* [WRITTEN REQUEST] Transcribe each line exactly.

══ RAW RECORDS

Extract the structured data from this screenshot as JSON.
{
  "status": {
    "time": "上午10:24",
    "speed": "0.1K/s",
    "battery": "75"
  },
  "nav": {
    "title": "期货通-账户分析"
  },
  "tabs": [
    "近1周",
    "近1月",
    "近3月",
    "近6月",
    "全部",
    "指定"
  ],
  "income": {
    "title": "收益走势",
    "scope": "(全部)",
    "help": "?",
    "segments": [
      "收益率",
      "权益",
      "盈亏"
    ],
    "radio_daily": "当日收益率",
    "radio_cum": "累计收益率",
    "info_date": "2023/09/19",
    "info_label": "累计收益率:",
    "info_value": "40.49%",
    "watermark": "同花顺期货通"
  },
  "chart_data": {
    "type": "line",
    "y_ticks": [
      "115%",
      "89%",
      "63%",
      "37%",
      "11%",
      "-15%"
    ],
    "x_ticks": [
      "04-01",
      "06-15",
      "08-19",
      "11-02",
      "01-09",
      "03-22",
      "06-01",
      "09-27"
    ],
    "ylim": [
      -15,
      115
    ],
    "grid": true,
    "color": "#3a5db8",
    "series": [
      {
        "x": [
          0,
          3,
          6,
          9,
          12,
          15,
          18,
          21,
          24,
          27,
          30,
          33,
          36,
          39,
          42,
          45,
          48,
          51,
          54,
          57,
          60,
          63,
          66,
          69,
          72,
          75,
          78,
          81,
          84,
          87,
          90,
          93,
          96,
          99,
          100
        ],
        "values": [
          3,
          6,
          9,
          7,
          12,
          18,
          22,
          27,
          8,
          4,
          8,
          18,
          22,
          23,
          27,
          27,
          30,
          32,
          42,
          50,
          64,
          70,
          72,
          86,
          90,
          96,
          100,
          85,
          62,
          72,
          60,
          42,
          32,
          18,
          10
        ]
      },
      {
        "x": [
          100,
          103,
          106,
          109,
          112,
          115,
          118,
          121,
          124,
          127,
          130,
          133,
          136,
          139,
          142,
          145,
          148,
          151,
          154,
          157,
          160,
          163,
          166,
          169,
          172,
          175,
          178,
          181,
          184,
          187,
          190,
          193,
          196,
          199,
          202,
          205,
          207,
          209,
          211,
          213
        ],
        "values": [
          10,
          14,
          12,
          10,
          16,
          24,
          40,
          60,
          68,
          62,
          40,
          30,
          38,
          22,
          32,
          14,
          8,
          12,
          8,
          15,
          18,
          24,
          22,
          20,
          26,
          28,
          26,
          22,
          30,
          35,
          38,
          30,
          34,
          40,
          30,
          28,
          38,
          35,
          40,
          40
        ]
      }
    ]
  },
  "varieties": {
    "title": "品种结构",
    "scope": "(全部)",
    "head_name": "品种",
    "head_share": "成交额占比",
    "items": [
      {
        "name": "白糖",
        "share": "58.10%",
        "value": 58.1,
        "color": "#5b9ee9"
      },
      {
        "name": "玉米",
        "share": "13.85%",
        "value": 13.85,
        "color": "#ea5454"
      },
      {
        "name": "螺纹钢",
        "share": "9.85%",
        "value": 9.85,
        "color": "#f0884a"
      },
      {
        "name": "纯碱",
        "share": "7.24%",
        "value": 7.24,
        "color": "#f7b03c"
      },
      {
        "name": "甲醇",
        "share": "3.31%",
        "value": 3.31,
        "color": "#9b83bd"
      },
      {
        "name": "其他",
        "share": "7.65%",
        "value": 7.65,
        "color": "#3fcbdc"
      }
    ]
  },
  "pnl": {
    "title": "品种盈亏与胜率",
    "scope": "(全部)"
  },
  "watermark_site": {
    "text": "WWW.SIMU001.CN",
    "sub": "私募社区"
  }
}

════

* [TASK RESULT]
Extract the structured data from this screenshot as JSON.
{
  "status": {
    "time": "上午10:24",
    "speed": "0.1K/s",
    "battery": "75"
  },
  "nav": {
    "title": "期货通-账户分析"
  },
  "tabs": [
    "近1周",
    "近1月",
    "近3月",
    "近6月",
    "全部",
    "指定"
  ],
  "income": {
    "title": "收益走势",
    "scope": "(全部)",
    "help": "?",
    "segments": [
      "收益率",
      "权益",
      "盈亏"
    ],
    "radio_daily": "当日收益率",
    "radio_cum": "累计收益率",
    "info_date": "2023/09/19",
    "info_label": "累计收益率:",
    "info_value": "40.49%",
    "watermark": "同花顺期货通"
  },
  "chart_data": {
    "type": "line",
    "y_ticks": [
      "115%",
      "89%",
      "63%",
      "37%",
      "11%",
      "-15%"
    ],
    "x_ticks": [
      "04-01",
      "06-15",
      "08-19",
      "11-02",
      "01-09",
      "03-22",
      "06-01",
      "09-27"
    ],
    "ylim": [
      -15,
      115
    ],
    "grid": true,
    "color": "#3a5db8",
    "series": [
      {
        "x": [
          0,
          3,
          6,
          9,
          12,
          15,
          18,
          21,
          24,
          27,
          30,
          33,
          36,
          39,
          42,
          45,
          48,
          51,
          54,
          57,
          60,
          63,
          66,
          69,
          72,
          75,
          78,
          81,
          84,
          87,
          90,
          93,
          96,
          99,
          100
        ],
        "values": [
          3,
          6,
          9,
          7,
          12,
          18,
          22,
          27,
          8,
          4,
          8,
          18,
          22,
          23,
          27,
          27,
          30,
          32,
          42,
          50,
          64,
          70,
          72,
          86,
          90,
          96,
          100,
          85,
          62,
          72,
          60,
          42,
          32,
          18,
          10
        ]
      },
      {
        "x": [
          100,
          103,
          106,
          109,
          112,
          115,
          118,
          121,
          124,
          127,
          130,
          133,
          136,
          139,
          142,
          145,
          148,
          151,
          154,
          157,
          160,
          163,
          166,
          169,
          172,
          175,
          178,
          181,
          184,
          187,
          190,
          193,
          196,
          199,
          202,
          205,
          207,
          209,
          211,
          213
        ],
        "values": [
          10,
          14,
          12,
          10,
          16,
          24,
          40,
          60,
          68,
          62,
          40,
          30,
          38,
          22,
          32,
          14,
          8,
          12,
          8,
          15,
          18,
          24,
          22,
          20,
          26,
          28,
          26,
          22,
          30,
          35,
          38,
          30,
          34,
          40,
          30,
          28,
          38,
          35,
          40,
          40
        ]
      }
    ]
  },
  "varieties": {
    "title": "品种结构",
    "scope": "(全部)",
    "head_name": "品种",
    "head_share": "成交额占比",
    "items": [
      {
        "name": "白糖",
        "share": "58.10%",
        "value": 58.1,
        "color": "#5b9ee9"
      },
      {
        "name": "玉米",
        "share": "13.85%",
        "value": 13.85,
        "color": "#ea5454"
      },
      {
        "name": "螺纹钢",
        "share": "9.85%",
        "value": 9.85,
        "color": "#f0884a"
      },
      {
        "name": "纯碱",
        "share": "7.24%",
        "value": 7.24,
        "color": "#f7b03c"
      },
      {
        "name": "甲醇",
        "share": "3.31%",
        "value": 3.31,
        "color": "#9b83bd"
      },
      {
        "name": "其他",
        "share": "7.65%",
        "value": 7.65,
        "color": "#3fcbdc"
      }
    ]
  },
  "pnl": {
    "title": "品种盈亏与胜率",
    "scope": "(全部)"
  },
  "watermark_site": {
    "text": "WWW.SIMU001.CN",
    "sub": "私募社区"
  }
}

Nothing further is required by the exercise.